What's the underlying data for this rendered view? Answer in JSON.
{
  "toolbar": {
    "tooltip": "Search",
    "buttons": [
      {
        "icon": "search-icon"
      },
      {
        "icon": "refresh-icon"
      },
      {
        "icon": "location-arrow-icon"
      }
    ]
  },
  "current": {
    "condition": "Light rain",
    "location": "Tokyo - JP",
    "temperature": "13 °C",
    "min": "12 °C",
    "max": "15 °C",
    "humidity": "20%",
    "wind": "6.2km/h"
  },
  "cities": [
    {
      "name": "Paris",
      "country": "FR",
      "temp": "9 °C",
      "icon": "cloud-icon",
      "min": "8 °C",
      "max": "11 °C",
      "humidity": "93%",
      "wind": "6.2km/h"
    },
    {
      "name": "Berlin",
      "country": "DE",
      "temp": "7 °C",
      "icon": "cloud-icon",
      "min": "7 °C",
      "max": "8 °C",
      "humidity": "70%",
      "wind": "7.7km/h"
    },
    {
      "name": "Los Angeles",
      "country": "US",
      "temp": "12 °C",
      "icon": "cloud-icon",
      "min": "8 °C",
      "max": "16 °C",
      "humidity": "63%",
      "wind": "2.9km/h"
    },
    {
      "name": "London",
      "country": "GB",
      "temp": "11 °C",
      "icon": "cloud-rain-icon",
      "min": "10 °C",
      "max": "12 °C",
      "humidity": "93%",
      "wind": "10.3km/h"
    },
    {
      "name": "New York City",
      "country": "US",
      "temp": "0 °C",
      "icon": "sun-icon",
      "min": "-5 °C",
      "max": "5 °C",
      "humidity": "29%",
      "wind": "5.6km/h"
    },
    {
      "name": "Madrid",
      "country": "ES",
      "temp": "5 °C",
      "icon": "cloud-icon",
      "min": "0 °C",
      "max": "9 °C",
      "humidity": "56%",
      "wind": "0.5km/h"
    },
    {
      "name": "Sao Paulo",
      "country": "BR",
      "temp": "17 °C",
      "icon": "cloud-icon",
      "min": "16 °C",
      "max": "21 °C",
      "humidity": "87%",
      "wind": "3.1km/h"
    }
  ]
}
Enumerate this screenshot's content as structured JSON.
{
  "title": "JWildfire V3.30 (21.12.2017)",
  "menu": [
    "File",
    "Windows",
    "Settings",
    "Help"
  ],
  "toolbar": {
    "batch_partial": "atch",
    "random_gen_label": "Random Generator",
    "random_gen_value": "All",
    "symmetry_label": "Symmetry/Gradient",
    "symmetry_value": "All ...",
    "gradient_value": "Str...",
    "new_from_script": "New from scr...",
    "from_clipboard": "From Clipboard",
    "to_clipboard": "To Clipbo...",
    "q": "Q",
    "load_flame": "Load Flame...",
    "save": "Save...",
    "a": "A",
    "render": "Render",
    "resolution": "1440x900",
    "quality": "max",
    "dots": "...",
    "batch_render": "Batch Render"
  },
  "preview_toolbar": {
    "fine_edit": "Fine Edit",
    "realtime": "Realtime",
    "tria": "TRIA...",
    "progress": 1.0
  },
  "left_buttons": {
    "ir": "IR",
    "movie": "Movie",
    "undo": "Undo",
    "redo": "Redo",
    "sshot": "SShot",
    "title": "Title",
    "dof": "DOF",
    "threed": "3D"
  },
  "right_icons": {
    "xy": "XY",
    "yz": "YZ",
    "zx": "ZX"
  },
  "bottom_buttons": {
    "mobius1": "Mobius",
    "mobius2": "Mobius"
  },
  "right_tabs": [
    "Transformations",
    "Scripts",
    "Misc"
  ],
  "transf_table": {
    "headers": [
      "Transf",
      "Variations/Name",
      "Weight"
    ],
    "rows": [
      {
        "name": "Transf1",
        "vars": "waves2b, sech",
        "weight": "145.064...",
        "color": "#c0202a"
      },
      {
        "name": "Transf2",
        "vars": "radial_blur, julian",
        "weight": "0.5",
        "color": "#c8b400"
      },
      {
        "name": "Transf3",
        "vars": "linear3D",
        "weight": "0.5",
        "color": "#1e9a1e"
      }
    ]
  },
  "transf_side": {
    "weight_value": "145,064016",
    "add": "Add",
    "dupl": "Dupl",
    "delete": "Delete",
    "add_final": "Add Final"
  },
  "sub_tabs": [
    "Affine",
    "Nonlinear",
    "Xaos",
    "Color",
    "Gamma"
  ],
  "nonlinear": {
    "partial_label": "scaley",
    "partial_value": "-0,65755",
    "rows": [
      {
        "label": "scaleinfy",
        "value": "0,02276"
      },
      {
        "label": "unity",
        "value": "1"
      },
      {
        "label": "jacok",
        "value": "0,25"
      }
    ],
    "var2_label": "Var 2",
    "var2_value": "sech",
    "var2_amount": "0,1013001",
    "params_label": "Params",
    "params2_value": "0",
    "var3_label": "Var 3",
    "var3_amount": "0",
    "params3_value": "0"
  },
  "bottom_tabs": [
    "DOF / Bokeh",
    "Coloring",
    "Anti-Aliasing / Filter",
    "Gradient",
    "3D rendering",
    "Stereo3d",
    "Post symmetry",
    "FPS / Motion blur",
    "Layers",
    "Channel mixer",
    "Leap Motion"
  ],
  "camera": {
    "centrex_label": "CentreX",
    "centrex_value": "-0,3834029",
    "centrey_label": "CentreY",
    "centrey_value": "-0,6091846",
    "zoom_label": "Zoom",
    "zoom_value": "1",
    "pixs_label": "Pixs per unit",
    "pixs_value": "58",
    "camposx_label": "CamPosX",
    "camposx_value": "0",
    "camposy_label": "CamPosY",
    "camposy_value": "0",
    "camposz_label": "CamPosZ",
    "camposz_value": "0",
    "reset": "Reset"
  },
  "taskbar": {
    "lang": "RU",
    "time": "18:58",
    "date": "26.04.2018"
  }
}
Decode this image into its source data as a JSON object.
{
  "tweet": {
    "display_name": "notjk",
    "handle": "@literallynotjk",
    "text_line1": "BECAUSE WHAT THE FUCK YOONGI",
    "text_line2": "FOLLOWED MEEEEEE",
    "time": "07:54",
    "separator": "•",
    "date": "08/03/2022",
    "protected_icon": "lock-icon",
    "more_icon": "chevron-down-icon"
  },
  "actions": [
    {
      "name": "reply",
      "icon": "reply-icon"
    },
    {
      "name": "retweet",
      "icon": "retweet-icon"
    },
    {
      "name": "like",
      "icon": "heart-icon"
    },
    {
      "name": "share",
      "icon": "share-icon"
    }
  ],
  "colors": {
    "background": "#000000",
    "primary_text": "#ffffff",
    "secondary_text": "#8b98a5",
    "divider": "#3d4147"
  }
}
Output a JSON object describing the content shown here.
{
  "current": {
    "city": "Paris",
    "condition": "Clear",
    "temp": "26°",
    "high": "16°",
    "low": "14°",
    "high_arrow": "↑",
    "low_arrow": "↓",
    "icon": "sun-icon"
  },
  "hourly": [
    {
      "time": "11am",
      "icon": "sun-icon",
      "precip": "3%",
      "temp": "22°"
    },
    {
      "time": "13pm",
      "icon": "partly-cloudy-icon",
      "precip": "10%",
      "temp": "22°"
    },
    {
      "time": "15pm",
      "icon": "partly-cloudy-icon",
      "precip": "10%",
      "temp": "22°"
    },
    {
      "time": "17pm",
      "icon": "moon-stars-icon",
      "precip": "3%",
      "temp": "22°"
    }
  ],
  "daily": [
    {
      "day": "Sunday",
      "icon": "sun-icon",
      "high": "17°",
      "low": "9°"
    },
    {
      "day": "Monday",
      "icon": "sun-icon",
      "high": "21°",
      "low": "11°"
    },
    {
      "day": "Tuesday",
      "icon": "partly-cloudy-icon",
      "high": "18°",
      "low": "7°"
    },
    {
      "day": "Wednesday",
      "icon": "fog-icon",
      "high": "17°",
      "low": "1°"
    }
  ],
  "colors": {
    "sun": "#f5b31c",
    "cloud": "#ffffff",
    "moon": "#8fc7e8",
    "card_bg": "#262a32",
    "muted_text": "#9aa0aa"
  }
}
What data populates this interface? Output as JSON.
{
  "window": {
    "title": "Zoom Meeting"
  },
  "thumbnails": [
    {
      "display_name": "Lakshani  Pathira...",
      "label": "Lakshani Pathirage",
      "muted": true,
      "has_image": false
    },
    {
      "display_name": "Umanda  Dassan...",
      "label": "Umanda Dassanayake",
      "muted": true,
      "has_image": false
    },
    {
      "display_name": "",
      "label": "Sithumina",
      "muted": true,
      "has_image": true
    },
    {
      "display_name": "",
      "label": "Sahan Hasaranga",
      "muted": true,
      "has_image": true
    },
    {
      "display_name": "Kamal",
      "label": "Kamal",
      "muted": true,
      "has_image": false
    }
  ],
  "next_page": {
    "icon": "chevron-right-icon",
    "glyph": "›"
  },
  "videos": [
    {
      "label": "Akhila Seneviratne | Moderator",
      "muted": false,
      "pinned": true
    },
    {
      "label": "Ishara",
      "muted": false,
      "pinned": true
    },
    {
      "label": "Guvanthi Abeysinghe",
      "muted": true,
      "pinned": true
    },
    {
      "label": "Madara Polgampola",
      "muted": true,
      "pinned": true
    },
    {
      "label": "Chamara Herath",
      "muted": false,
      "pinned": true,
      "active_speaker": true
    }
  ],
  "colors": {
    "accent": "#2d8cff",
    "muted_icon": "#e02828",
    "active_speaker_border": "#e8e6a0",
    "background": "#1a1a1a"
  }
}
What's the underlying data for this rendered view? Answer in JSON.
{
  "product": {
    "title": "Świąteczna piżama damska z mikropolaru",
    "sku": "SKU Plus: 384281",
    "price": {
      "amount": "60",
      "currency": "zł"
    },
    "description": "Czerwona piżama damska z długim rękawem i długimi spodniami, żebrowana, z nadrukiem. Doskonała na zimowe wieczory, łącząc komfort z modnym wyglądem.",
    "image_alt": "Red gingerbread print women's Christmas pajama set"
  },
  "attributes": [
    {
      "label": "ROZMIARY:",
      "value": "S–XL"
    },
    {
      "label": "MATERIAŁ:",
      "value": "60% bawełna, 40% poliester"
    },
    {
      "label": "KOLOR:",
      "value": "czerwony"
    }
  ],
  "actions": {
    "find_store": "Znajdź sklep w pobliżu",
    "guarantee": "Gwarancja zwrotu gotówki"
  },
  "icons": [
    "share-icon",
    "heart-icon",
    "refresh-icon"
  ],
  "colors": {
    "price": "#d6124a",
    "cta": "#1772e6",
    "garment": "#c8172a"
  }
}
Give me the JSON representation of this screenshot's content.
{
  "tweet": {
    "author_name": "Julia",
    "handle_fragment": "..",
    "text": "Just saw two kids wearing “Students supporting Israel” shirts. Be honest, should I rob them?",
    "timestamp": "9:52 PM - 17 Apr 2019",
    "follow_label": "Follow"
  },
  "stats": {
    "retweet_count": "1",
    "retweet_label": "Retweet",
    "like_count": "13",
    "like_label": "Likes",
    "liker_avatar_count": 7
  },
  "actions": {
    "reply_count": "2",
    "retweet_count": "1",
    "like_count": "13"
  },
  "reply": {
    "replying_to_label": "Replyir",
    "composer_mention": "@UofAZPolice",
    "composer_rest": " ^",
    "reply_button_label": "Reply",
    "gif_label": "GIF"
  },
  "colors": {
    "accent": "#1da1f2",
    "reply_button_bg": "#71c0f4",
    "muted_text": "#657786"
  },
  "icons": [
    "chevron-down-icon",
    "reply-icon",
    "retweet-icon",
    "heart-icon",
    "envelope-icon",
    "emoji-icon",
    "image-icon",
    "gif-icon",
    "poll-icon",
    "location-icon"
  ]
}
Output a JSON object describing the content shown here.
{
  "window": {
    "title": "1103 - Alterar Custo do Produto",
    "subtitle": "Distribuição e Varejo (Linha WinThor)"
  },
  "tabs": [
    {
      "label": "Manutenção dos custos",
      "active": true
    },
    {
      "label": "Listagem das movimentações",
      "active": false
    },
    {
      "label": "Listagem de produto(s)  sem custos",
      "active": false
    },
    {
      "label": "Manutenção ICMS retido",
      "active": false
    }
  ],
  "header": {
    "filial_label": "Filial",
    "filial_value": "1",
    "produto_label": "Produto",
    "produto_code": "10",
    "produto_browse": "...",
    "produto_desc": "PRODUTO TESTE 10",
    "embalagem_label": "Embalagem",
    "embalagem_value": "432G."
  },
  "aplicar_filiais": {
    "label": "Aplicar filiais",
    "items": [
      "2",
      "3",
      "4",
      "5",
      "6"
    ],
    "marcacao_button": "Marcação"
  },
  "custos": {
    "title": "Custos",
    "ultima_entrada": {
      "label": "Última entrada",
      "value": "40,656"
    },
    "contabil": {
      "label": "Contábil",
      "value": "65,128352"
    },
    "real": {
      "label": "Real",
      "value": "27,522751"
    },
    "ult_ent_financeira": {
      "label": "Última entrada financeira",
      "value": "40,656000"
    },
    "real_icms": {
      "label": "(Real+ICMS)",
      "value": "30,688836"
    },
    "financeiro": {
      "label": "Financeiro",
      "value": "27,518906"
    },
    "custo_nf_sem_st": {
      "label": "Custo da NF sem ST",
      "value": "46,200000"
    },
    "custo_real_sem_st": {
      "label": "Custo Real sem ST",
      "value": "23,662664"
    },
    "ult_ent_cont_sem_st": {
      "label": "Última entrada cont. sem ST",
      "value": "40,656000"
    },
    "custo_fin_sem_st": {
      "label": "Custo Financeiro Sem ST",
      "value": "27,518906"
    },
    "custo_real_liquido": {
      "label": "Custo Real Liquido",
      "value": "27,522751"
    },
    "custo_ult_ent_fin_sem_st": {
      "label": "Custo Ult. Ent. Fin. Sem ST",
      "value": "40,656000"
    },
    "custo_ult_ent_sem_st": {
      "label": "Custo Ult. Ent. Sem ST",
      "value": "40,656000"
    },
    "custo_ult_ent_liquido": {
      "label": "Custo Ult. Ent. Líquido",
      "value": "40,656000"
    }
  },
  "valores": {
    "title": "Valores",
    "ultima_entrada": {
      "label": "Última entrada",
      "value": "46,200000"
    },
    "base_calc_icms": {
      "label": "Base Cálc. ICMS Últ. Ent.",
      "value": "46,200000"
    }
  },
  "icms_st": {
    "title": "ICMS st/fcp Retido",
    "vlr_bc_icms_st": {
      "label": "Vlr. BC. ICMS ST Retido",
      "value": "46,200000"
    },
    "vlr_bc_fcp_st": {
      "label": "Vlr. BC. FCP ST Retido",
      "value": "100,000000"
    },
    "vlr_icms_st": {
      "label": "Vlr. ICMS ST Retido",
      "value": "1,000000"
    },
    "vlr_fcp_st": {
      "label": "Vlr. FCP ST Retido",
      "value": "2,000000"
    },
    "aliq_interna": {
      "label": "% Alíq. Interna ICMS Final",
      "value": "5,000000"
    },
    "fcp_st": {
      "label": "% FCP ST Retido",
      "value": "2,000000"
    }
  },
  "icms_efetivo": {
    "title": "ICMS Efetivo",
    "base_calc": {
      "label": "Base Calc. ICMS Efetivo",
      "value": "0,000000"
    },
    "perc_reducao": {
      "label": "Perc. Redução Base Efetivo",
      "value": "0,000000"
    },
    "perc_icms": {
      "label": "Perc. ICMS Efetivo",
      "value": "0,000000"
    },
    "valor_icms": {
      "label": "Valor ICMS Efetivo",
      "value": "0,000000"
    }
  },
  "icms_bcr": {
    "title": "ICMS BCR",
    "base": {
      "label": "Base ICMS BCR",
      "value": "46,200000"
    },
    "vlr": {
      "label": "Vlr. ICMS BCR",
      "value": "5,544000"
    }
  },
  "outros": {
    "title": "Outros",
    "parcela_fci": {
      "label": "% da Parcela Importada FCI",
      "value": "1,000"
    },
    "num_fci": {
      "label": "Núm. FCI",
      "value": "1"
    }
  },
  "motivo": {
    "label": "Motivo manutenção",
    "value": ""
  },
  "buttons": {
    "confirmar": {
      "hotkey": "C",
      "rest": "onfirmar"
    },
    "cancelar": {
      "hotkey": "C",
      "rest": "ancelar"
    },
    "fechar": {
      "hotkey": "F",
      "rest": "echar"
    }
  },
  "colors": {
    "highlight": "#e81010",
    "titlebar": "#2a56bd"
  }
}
==========
■ Task statement: Only the number is wanted: how many lines of these entries contain the string "location"?

■ Full response: 3